◆ Exercise task
Track down every line below that holds "this" and copy it.

◆ Material to process
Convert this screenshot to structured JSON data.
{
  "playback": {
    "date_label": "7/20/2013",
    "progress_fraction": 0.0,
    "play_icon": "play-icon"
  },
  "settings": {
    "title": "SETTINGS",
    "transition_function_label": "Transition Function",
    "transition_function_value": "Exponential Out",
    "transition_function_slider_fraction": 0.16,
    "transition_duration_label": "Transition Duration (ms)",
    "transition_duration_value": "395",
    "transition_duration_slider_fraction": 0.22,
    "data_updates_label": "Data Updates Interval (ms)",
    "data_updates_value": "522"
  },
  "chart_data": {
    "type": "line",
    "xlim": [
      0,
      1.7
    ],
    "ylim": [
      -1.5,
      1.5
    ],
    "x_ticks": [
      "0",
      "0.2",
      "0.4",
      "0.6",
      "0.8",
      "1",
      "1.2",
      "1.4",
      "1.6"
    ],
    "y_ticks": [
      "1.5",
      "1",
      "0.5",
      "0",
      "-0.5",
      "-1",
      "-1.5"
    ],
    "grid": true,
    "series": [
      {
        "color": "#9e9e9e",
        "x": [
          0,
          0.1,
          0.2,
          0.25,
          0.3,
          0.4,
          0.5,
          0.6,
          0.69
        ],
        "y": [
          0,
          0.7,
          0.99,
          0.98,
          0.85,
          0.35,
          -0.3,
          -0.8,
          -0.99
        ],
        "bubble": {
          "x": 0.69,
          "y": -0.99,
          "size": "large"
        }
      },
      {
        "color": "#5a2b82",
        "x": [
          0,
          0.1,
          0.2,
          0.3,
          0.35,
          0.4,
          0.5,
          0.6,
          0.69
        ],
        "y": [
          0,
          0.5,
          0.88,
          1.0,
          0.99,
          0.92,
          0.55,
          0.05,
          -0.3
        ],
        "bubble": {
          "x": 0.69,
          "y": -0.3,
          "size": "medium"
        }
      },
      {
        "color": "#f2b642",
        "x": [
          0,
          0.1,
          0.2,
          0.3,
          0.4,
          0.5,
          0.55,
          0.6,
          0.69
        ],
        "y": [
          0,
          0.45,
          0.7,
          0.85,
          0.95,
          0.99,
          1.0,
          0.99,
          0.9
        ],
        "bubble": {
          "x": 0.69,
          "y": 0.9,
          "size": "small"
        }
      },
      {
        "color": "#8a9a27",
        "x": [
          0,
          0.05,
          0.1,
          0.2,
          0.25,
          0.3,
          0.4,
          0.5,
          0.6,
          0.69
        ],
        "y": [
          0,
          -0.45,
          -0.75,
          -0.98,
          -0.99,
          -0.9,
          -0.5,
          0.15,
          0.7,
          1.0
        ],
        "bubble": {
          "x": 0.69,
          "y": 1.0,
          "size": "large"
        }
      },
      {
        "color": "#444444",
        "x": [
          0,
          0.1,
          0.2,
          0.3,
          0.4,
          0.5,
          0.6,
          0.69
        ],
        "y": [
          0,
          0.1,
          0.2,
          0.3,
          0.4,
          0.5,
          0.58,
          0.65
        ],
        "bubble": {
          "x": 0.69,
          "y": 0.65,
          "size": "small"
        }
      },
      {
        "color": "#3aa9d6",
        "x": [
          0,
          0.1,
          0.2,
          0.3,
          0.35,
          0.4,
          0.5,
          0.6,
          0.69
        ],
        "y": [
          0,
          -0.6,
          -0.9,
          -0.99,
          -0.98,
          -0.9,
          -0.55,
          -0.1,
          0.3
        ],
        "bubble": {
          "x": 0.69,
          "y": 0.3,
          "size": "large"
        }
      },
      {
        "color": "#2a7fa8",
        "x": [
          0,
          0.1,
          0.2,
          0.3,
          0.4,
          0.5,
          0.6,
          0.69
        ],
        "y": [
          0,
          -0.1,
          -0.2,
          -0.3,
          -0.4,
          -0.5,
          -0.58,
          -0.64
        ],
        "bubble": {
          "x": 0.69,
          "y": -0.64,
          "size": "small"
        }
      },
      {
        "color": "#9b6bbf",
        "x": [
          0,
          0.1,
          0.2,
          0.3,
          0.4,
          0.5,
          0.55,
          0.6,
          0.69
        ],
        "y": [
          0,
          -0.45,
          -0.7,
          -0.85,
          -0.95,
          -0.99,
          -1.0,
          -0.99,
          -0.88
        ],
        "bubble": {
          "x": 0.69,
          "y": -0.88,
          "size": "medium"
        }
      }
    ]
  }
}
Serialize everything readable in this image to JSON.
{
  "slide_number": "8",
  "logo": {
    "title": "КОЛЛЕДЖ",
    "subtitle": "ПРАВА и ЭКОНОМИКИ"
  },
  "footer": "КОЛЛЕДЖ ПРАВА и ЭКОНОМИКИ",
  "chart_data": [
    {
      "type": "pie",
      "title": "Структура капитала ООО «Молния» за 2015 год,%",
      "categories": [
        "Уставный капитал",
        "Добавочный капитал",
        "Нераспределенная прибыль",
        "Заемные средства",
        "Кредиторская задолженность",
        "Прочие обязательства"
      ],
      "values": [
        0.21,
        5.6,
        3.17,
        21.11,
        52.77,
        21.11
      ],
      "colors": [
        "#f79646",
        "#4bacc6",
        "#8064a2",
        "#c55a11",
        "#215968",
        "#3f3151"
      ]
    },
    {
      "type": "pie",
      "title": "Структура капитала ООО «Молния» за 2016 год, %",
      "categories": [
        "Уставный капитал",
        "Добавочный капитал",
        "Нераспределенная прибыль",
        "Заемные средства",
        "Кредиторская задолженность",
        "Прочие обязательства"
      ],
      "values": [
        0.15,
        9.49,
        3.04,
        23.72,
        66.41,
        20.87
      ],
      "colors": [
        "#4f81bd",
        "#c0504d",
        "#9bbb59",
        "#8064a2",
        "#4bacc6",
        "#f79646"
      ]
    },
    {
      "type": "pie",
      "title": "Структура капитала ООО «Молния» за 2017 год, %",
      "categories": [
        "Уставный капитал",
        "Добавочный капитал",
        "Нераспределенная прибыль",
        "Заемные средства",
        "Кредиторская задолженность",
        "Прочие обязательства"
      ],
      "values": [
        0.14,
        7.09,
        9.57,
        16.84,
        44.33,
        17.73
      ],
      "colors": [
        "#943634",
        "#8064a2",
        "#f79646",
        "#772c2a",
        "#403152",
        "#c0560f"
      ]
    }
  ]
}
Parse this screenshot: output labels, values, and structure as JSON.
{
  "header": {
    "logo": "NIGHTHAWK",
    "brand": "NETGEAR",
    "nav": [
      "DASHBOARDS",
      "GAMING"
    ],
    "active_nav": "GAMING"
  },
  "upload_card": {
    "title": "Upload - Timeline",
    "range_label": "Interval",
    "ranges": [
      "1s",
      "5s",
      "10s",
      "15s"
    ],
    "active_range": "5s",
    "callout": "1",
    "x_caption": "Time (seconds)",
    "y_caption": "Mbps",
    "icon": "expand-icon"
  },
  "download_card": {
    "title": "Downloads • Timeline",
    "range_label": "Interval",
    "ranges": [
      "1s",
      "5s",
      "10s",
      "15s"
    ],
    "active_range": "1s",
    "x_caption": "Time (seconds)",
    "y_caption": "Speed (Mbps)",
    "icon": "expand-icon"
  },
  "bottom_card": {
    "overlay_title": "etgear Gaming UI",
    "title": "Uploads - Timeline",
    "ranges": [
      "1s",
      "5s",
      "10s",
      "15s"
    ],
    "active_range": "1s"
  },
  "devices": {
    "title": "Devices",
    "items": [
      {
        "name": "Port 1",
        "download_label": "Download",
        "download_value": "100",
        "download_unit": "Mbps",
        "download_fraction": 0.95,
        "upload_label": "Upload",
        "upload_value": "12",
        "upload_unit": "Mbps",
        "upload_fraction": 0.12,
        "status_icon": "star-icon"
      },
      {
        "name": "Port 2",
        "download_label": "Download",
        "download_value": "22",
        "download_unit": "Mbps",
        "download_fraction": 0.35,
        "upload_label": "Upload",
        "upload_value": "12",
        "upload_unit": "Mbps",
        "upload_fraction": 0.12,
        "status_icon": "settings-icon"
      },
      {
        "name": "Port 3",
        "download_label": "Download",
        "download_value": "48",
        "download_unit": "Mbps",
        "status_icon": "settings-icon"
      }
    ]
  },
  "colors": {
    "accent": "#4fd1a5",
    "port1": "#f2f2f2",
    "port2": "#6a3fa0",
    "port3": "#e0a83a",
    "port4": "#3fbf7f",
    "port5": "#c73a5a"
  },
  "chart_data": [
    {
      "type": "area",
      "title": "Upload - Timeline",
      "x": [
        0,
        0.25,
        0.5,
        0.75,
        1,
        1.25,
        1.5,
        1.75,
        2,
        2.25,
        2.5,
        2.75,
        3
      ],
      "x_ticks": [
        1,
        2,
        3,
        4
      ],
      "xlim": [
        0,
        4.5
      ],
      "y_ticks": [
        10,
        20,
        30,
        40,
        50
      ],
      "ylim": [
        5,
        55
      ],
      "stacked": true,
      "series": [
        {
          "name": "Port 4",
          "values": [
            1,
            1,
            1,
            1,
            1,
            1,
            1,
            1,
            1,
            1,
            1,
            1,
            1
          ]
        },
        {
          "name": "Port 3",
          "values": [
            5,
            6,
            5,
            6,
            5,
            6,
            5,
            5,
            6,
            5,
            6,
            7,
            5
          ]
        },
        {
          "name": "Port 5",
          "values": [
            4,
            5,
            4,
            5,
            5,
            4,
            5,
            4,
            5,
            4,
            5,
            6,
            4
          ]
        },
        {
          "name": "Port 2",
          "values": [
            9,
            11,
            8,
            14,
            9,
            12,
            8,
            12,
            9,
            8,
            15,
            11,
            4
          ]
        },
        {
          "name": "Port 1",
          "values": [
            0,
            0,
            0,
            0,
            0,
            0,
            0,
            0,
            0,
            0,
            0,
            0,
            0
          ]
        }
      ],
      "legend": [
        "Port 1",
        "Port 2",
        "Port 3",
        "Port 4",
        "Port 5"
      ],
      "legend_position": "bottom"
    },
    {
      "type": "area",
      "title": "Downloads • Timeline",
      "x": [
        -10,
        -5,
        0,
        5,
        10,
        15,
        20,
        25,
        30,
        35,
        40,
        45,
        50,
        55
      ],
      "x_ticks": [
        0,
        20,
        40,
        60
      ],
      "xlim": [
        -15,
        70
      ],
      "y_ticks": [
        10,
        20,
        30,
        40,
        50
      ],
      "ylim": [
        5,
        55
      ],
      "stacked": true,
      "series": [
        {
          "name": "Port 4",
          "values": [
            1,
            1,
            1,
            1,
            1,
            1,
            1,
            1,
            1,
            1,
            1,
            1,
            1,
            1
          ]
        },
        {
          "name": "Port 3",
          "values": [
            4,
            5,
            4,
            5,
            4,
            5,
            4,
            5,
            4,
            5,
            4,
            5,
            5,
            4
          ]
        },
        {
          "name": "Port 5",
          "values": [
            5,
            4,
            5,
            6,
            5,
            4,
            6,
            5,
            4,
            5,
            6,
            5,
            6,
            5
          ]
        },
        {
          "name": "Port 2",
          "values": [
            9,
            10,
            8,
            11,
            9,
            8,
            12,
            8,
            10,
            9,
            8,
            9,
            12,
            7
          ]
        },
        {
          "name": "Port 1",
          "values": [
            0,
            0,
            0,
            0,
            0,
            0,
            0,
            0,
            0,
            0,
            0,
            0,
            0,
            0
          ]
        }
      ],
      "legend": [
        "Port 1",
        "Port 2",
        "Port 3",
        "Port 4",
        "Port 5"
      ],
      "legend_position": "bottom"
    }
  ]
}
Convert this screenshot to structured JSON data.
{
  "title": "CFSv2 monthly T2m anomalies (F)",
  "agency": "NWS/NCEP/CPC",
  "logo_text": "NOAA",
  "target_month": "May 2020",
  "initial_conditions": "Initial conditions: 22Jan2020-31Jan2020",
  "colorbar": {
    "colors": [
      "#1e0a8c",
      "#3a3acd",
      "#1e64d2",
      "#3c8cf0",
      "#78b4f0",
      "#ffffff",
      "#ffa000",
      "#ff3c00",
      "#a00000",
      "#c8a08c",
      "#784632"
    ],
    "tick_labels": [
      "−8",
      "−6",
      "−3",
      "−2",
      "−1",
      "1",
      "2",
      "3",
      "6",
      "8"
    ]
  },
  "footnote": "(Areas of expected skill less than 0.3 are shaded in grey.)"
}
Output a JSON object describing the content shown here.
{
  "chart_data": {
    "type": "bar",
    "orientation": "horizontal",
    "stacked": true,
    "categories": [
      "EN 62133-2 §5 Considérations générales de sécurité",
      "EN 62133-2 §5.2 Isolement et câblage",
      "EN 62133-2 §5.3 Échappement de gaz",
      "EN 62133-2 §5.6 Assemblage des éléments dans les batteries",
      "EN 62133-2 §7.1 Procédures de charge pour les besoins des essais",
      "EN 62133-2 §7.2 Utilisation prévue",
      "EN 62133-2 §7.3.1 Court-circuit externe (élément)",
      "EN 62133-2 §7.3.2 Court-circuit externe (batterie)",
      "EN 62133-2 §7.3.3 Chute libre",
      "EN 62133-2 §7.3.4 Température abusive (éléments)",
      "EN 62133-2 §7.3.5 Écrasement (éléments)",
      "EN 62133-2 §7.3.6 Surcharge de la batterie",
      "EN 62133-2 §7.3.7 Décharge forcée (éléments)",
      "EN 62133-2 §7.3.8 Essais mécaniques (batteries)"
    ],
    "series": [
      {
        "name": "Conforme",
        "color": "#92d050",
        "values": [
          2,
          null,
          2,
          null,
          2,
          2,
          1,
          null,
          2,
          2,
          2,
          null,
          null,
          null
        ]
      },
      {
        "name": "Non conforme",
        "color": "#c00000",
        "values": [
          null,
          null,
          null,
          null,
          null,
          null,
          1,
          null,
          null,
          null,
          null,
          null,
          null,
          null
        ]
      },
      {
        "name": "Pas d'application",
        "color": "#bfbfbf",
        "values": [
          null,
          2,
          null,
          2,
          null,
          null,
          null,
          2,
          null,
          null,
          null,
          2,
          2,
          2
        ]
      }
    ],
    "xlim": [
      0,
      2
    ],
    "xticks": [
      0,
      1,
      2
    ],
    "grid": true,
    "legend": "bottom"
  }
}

◆ Full output
Convert this screenshot to structured JSON data.
Serialize everything readable in this image to JSON.
Parse this screenshot: output labels, values, and structure as JSON.
Convert this screenshot to structured JSON data.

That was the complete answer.